Records supplied

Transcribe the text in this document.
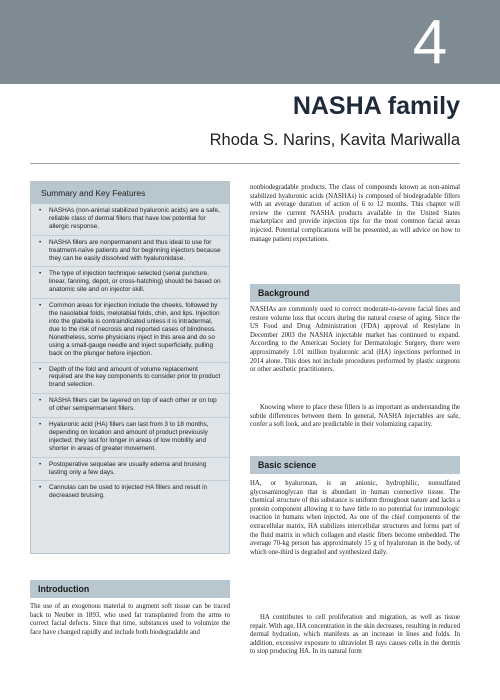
4
NASHA family
Rhoda S. Narins, Kavita Mariwalla
Summary and Key Features
• NASHAs (non-animal stabilized hyaluronic acids) are a safe, reliable class of dermal fillers that have low potential for allergic response.
• NASHA fillers are nonpermanent and thus ideal to use for treatment-naïve patients and for beginning injectors because they can be easily dissolved with hyaluronidase.
• The type of injection technique selected (serial puncture, linear, fanning, depot, or cross-hatching) should be based on anatomic site and on injector skill.
• Common areas for injection include the cheeks, followed by the nasolabial folds, melolabial folds, chin, and lips. Injection into the glabella is contraindicated unless it is intradermal, due to the risk of necrosis and reported cases of blindness. Nonetheless, some physicians inject in this area and do so using a small-gauge needle and inject superficially, pulling back on the plunger before injection.
• Depth of the fold and amount of volume replacement required are the key components to consider prior to product brand selection.
• NASHA fillers can be layered on top of each other or on top of other semipermanent fillers.
• Hyaluronic acid (HA) fillers can last from 3 to 18 months, depending on location and amount of product previously injected; they last for longer in areas of low mobility and shorter in areas of greater movement.
• Postoperative sequelae are usually edema and bruising lasting only a few days.
• Cannulas can be used to injected HA fillers and result in decreased bruising.
Introduction

The use of an exogenous material to augment soft tissue can be traced back to Neuber in 1893, who used fat transplanted from the arms to correct facial defects. Since that time, substances used to volumize the face have changed rapidly and include both biodegradable and

nonbiodegradable products. The class of compounds known as non-animal stabilized hyaluronic acids (NASHAs) is composed of biodegradable fillers with an average duration of action of 6 to 12 months. This chapter will review the current NASHA products available in the United States marketplace and provide injection tips for the most common facial areas injected. Potential complications will be presented, as will advice on how to manage patient expectations.

Background

NASHAs are commonly used to correct moderate-to-severe facial lines and restore volume loss that occurs during the natural course of aging. Since the US Food and Drug Administration (FDA) approval of Restylane in December 2003 the NASHA injectable market has continued to expand. According to the American Society for Dermatologic Surgery, there were approximately 1.01 million hyaluronic acid (HA) injections performed in 2014 alone. This does not include procedures performed by plastic surgeons or other aesthetic practitioners.

Knowing where to place these fillers is as important as understanding the subtle differences between them. In general, NASHA injectables are safe, confer a soft look, and are predictable in their volumizing capacity.

Basic science

HA, or hyaluronan, is an anionic, hydrophilic, nonsulfated glycosaminoglycan that is abundant in human connective tissue. The chemical structure of this substance is uniform throughout nature and lacks a protein component allowing it to have little to no potential for immunologic reaction in humans when injected. As one of the chief components of the extracellular matrix, HA stabilizes intercellular structures and forms part of the fluid matrix in which collagen and elastic fibers become embedded. The average 70-kg person has approximately 15 g of hyaluronan in the body, of which one-third is degraded and synthesized daily.

HA contributes to cell proliferation and migration, as well as tissue repair. With age, HA concentration in the skin decreases, resulting in reduced dermal hydration, which manifests as an increase in lines and folds. In addition, excessive exposure to ultraviolet B rays causes cells in the dermis to stop producing HA. In its natural form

Instructions for the task
Among the records, find every line with the word "class" and copy it.

Answer to this task
• NASHAs (non-animal stabilized hyaluronic acids) are a safe, reliable class of dermal fillers that have low potential for allergic response.
nonbiodegradable products. The class of compounds known as non-animal stabilized hyaluronic acids (NASHAs) is composed of biodegradable fillers with an average duration of action of 6 to 12 months. This chapter will review the current NASHA products available in the United States marketplace and provide injection tips for the most common facial areas injected. Potential complications will be presented, as will advice on how to manage patient expectations.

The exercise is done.